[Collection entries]
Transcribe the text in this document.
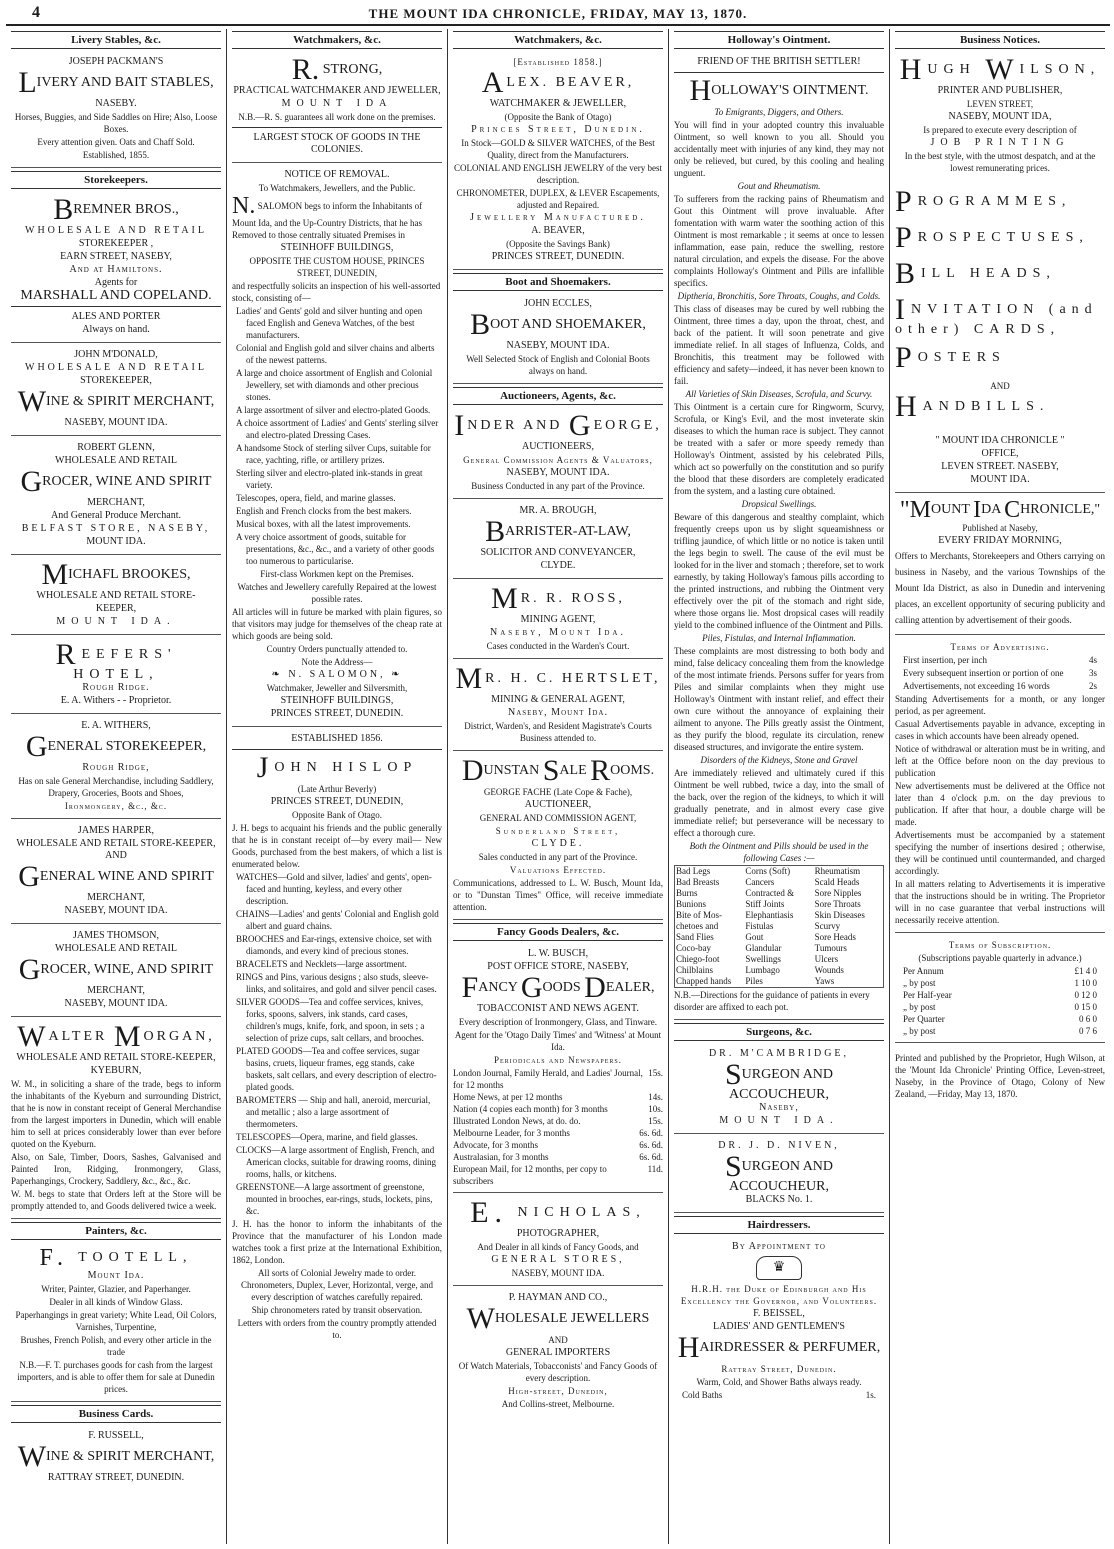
4	THE MOUNT IDA CHRONICLE, FRIDAY, MAY 13, 1870.
Livery Stables, &c.

JOSEPH PACKMAN'S

LIVERY AND BAIT STABLES,

NASEBY.

Horses, Buggies, and Side Saddles on Hire; Also, Loose Boxes.

Every attention given. Oats and Chaff Sold.

Established, 1855.

Storekeepers.

BREMNER BROS.,

WHOLESALE AND RETAIL

STOREKEEPER ,

EARN STREET, NASEBY,

And at Hamiltons.

Agents for

MARSHALL AND COPELAND.

ALES AND PORTER

Always on hand.

JOHN M'DONALD,

WHOLESALE AND RETAIL

STOREKEEPER,

WINE & SPIRIT MERCHANT,

NASEBY, MOUNT IDA.

ROBERT GLENN,

WHOLESALE AND RETAIL

GROCER, WINE AND SPIRIT

MERCHANT,

And General Produce Merchant.

BELFAST STORE, NASEBY,

MOUNT IDA.

MICHAFL BROOKES,

WHOLESALE AND RETAIL STORE-

KEEPER,

MOUNT IDA.

REEFERS' HOTEL,

Rough Ridge.

E. A. Withers - - Proprietor.

E. A. WITHERS,

GENERAL STOREKEEPER,

Rough Ridge,

Has on sale General Merchandise, including Saddlery, Drapery, Groceries, Boots and Shoes,

Ironmongery, &c., &c.

JAMES HARPER,

WHOLESALE AND RETAIL STORE-KEEPER, AND

GENERAL WINE AND SPIRIT

MERCHANT,

NASEBY, MOUNT IDA.

JAMES THOMSON,

WHOLESALE AND RETAIL

GROCER, WINE, AND SPIRIT

MERCHANT,

NASEBY, MOUNT IDA.

WALTER MORGAN,

WHOLESALE AND RETAIL STORE-KEEPER,

KYEBURN,

W. M., in soliciting a share of the trade, begs to inform the inhabitants of the Kyeburn and surrounding District, that he is now in constant receipt of General Merchandise from the largest importers in Dunedin, which will enable him to sell at prices considerably lower than ever before quoted on the Kyeburn.

Also, on Sale, Timber, Doors, Sashes, Galvanised and Painted Iron, Ridging, Ironmongery, Glass, Paperhangings, Crockery, Saddlery, &c., &c., &c.

W. M. begs to state that Orders left at the Store will be promptly attended to, and Goods delivered twice a week.

Painters, &c.

F. TOOTELL,

Mount Ida.

Writer, Painter, Glazier, and Paperhanger.

Dealer in all kinds of Window Glass.

Paperhangings in great variety; White Lead, Oil Colors, Varnishes, Turpentine,

Brushes, French Polish, and every other article in the trade

N.B.—F. T. purchases goods for cash from the largest importers, and is able to offer them for sale at Dunedin prices.

Business Cards.

F. RUSSELL,

WINE & SPIRIT MERCHANT,

RATTRAY STREET, DUNEDIN.

Watchmakers, &c.

R. STRONG,

PRACTICAL WATCHMAKER AND JEWELLER,

MOUNT IDA

N.B.—R. S. guarantees all work done on the premises.

LARGEST STOCK OF GOODS IN THE COLONIES.

NOTICE OF REMOVAL.

To Watchmakers, Jewellers, and the Public.

N. SALOMON begs to inform the Inhabitants of Mount Ida, and the Up-Country Districts, that he has Removed to those centrally situated Premises in

STEINHOFF BUILDINGS,

OPPOSITE THE CUSTOM HOUSE, PRINCES STREET, DUNEDIN,

and respectfully solicits an inspection of his well-assorted stock, consisting of—

Ladies' and Gents' gold and silver hunting and open faced English and Geneva Watches, of the best manufacturers.

Colonial and English gold and silver chains and alberts of the newest patterns.

A large and choice assortment of English and Colonial Jewellery, set with diamonds and other precious stones.

A large assortment of silver and electro-plated Goods.

A choice assortment of Ladies' and Gents' sterling silver and electro-plated Dressing Cases.

A handsome Stock of sterling silver Cups, suitable for race, yachting, rifle, or artillery prizes.

Sterling silver and electro-plated ink-stands in great variety.

Telescopes, opera, field, and marine glasses.

English and French clocks from the best makers.

Musical boxes, with all the latest improvements.

A very choice assortment of goods, suitable for presentations, &c., &c., and a variety of other goods too numerous to particularise.

First-class Workmen kept on the Premises.

Watches and Jewellery carefully Repaired at the lowest possible rates.

All articles will in future be marked with plain figures, so that visitors may judge for themselves of the cheap rate at which goods are being sold.

Country Orders punctually attended to.

Note the Address—

❧ N. SALOMON, ❧

Watchmaker, Jeweller and Silversmith,

STEINHOFF BUILDINGS,

PRINCES STREET, DUNEDIN.

ESTABLISHED 1856.

JOHN HISLOP

(Late Arthur Beverly)

PRINCES STREET, DUNEDIN,

Opposite Bank of Otago.

J. H. begs to acquaint his friends and the public generally that he is in constant receipt of—by every mail— New Goods, purchased from the best makers, of which a list is enumerated below.

WATCHES—Gold and silver, ladies' and gents', open-faced and hunting, keyless, and every other description.

CHAINS—Ladies' and gents' Colonial and English gold albert and guard chains.

BROOCHES and Ear-rings, extensive choice, set with diamonds, and every kind of precious stones.

BRACELETS and Necklets—large assortment.

RINGS and Pins, various designs ; also studs, sleeve-links, and solitaires, and gold and silver pencil cases.

SILVER GOODS—Tea and coffee services, knives, forks, spoons, salvers, ink stands, card cases, children's mugs, knife, fork, and spoon, in sets ; a selection of prize cups, salt cellars, and brooches.

PLATED GOODS—Tea and coffee services, sugar basins, cruets, liqueur frames, egg stands, cake baskets, salt cellars, and every description of electro-plated goods.

BAROMETERS — Ship and hall, aneroid, mercurial, and metallic ; also a large assortment of thermometers.

TELESCOPES—Opera, marine, and field glasses.

CLOCKS—A large assortment of English, French, and American clocks, suitable for drawing rooms, dining rooms, halls, or kitchens.

GREENSTONE—A large assortment of greenstone, mounted in brooches, ear-rings, studs, lockets, pins, &c.

J. H. has the honor to inform the inhabitants of the Province that the manufacturer of his London made watches took a first prize at the International Exhibition, 1862, London.

All sorts of Colonial Jewelry made to order. Chronometers, Duplex, Lever, Horizontal, verge, and every description of watches carefully repaired.

Ship chronometers rated by transit observation.

Letters with orders from the country promptly attended to.

Watchmakers, &c.

[Established 1858.]

ALEX. BEAVER,

WATCHMAKER & JEWELLER,

(Opposite the Bank of Otago)

Princes Street, Dunedin.

In Stock—GOLD & SILVER WATCHES, of the Best Quality, direct from the Manufacturers.

COLONIAL AND ENGLISH JEWELRY of the very best description.

CHRONOMETER, DUPLEX, & LEVER Escapements, adjusted and Repaired.

Jewellery Manufactured.

A. BEAVER,

(Opposite the Savings Bank)

PRINCES STREET, DUNEDIN.

Boot and Shoemakers.

JOHN ECCLES,

BOOT AND SHOEMAKER,

NASEBY, MOUNT IDA.

Well Selected Stock of English and Colonial Boots always on hand.

Auctioneers, Agents, &c.

INDER AND GEORGE,

AUCTIONEERS,

General Commission Agents & Valuators,

NASEBY, MOUNT IDA.

Business Conducted in any part of the Province.

MR. A. BROUGH,

BARRISTER-AT-LAW,

SOLICITOR AND CONVEYANCER,

CLYDE.

MR. R. ROSS,

MINING AGENT,

Naseby, Mount Ida.

Cases conducted in the Warden's Court.

MR. H. C. HERTSLET,

MINING & GENERAL AGENT,

Naseby, Mount Ida.

District, Warden's, and Resident Magistrate's Courts Business attended to.

DUNSTAN SALE ROOMS.

GEORGE FACHE (Late Cope & Fache),

AUCTIONEER,

GENERAL AND COMMISSION AGENT,

Sunderland Street,

CLYDE.

Sales conducted in any part of the Province.

Valuations Effected.

Communications, addressed to L. W. Busch, Mount Ida, or to "Dunstan Times" Office, will receive immediate attention.

Fancy Goods Dealers, &c.

L. W. BUSCH,

POST OFFICE STORE, NASEBY,

FANCY GOODS DEALER,

TOBACCONIST AND NEWS AGENT.

Every description of Ironmongery, Glass, and Tinware.

Agent for the 'Otago Daily Times' and 'Witness' at Mount Ida.

Periodicals and Newspapers.

London Journal, Family Herald, and Ladies' Journal, for 12 months
15s.
Home News, at per 12 months	14s.
Nation (4 copies each month) for 3 months	10s.
Illustrated London News, at do. do.	15s.
Melbourne Leader, for 3 months	6s. 6d.
Advocate, for 3 months	6s. 6d.
Australasian, for 3 months	6s. 6d.
European Mail, for 12 months, per copy to subscribers
11d.

E. NICHOLAS,

PHOTOGRAPHER,

And Dealer in all kinds of Fancy Goods, and

GENERAL STORES,

NASEBY, MOUNT IDA.

P. HAYMAN AND CO.,

WHOLESALE JEWELLERS

AND

GENERAL IMPORTERS

Of Watch Materials, Tobacconists' and Fancy Goods of every description.

High-street, Dunedin,

And Collins-street, Melbourne.

Holloway's Ointment.

FRIEND OF THE BRITISH SETTLER!

HOLLOWAY'S OINTMENT.

To Emigrants, Diggers, and Others.

You will find in your adopted country this invaluable Ointment, so well known to you all. Should you accidentally meet with injuries of any kind, they may not only be relieved, but cured, by this cooling and healing unguent.

Gout and Rheumatism.

To sufferers from the racking pains of Rheumatism and Gout this Ointment will prove invaluable. After fomentation with warm water the soothing action of this Ointment is most remarkable ; it seems at once to lessen inflammation, ease pain, reduce the swelling, restore natural circulation, and expels the disease. For the above complaints Holloway's Ointment and Pills are infallible specifics.

Diptheria, Bronchitis, Sore Throats, Coughs, and Colds.

This class of diseases may be cured by well rubbing the Ointment, three times a day, upon the throat, chest, and back of the patient. It will soon penetrate and give immediate relief. In all stages of Influenza, Colds, and Bronchitis, this treatment may be followed with efficiency and safety—indeed, it has never been known to fail.

All Varieties of Skin Diseases, Scrofula, and Scurvy.

This Ointment is a certain cure for Ringworm, Scurvy, Scrofula, or King's Evil, and the most inveterate skin diseases to which the human race is subject. They cannot be treated with a safer or more speedy remedy than Holloway's Ointment, assisted by his celebrated Pills, which act so powerfully on the constitution and so purify the blood that these disorders are completely eradicated from the system, and a lasting cure obtained.

Dropsical Swellings.

Beware of this dangerous and stealthy complaint, which frequently creeps upon us by slight squeamishness or trifling jaundice, of which little or no notice is taken until the legs begin to swell. The cause of the evil must be looked for in the liver and stomach ; therefore, set to work earnestly, by taking Holloway's famous pills according to the printed instructions, and rubbing the Ointment very effectively over the pit of the stomach and right side, where those organs lie. Most dropsical cases will readily yield to the combined influence of the Ointment and Pills.

Piles, Fistulas, and Internal Inflammation.

These complaints are most distressing to both body and mind, false delicacy concealing them from the knowledge of the most intimate friends. Persons suffer for years from Piles and similar complaints when they might use Holloway's Ointment with instant relief, and effect their own cure without the annoyance of explaining their ailment to anyone. The Pills greatly assist the Ointment, as they purify the blood, regulate its circulation, renew diseased structures, and invigorate the entire system.

Disorders of the Kidneys, Stone and Gravel

Are immediately relieved and ultimately cured if this Ointment be well rubbed, twice a day, into the small of the back, over the region of the kidneys, to which it will gradually penetrate, and in almost every case give immediate relief; but perseverance will be necessary to effect a thorough cure.

Both the Ointment and Pills should be used in the following Cases :—

Bad Legs	Corns (Soft)	Rheumatism
Bad Breasts	Cancers	Scald Heads
Burns	Contracted &	Sore Nipples
Bunions	Stiff Joints	Sore Throats
Bite of Mos-	Elephantiasis	Skin Diseases
chetoes and	Fistulas	Scurvy
Sand Flies	Gout	Sore Heads
Coco-bay	Glandular	Tumours
Chiego-foot	Swellings	Ulcers
Chilblains	Lumbago	Wounds
Chapped hands	Piles	Yaws

N.B.—Directions for the guidance of patients in every disorder are affixed to each pot.

Surgeons, &c.

DR. M'CAMBRIDGE,

SURGEON AND ACCOUCHEUR,

Naseby,

MOUNT IDA.

DR. J. D. NIVEN,

SURGEON AND ACCOUCHEUR,

BLACKS No. 1.

Hairdressers.

By Appointment to

♛

H.R.H. the Duke of Edinburgh and His Excellency the Governor, and Volunteers.

F. BEISSEL,

LADIES' AND GENTLEMEN'S

HAIRDRESSER & PERFUMER,

Rattray Street, Dunedin.

Warm, Cold, and Shower Baths always ready.

Cold Baths	1s.

Business Notices.

HUGH WILSON,

PRINTER AND PUBLISHER,

LEVEN STREET,

NASEBY, MOUNT IDA,

Is prepared to execute every description of

JOB PRINTING

In the best style, with the utmost despatch, and at the lowest remunerating prices.

PROGRAMMES,

PROSPECTUSES,

BILL HEADS,

INVITATION (and other) CARDS,

POSTERS

AND

HANDBILLS.

" MOUNT IDA CHRONICLE "

OFFICE,

LEVEN STREET. NASEBY,

MOUNT IDA.

"MOUNT IDA CHRONICLE,"

Published at Naseby,

EVERY FRIDAY MORNING,

Offers to Merchants, Storekeepers and Others carrying on business in Naseby, and the various Townships of the Mount Ida District, as also in Dunedin and intervening places, an excellent opportunity of securing publicity and calling attention by advertisement of their goods.

Terms of Advertising.

First insertion, per inch	4s

Every subsequent insertion or portion of one	3s

Advertisements, not exceeding 16 words	2s

Standing Advertisements for a month, or any longer period, as per agreement.

Casual Advertisements payable in advance, excepting in cases in which accounts have been already opened.

Notice of withdrawal or alteration must be in writing, and left at the Office before noon on the day previous to publication

New advertisements must be delivered at the Office not later than 4 o'clock p.m. on the day previous to publication. If after that hour, a double charge will be made.

Advertisements must be accompanied by a statement specifying the number of insertions desired ; otherwise, they will be continued until countermanded, and charged accordingly.

In all matters relating to Advertisements it is imperative that the instructions should be in writing. The Proprietor will in no case guarantee that verbal instructions will necessarily receive attention.

Terms of Subscription.

(Subscriptions payable quarterly in advance.)

Per Annum	£1 4 0
„ by post	1 10 0
Per Half-year	0 12 0
„ by post	0 15 0
Per Quarter	0 6 0
„ by post	0 7 6

Printed and published by the Proprietor, Hugh Wilson, at the 'Mount Ida Chronicle' Printing Office, Leven-street, Naseby, in the Province of Otago, Colony of New Zealand, —Friday, May 13, 1870.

> _Assigned task_
In the entries above, find each line with the word "faced" and show it.

> _Output_
Ladies' and Gents' gold and silver hunting and open faced English and Geneva Watches, of the best manufacturers.
WATCHES—Gold and silver, ladies' and gents', open-faced and hunting, keyless, and every other description.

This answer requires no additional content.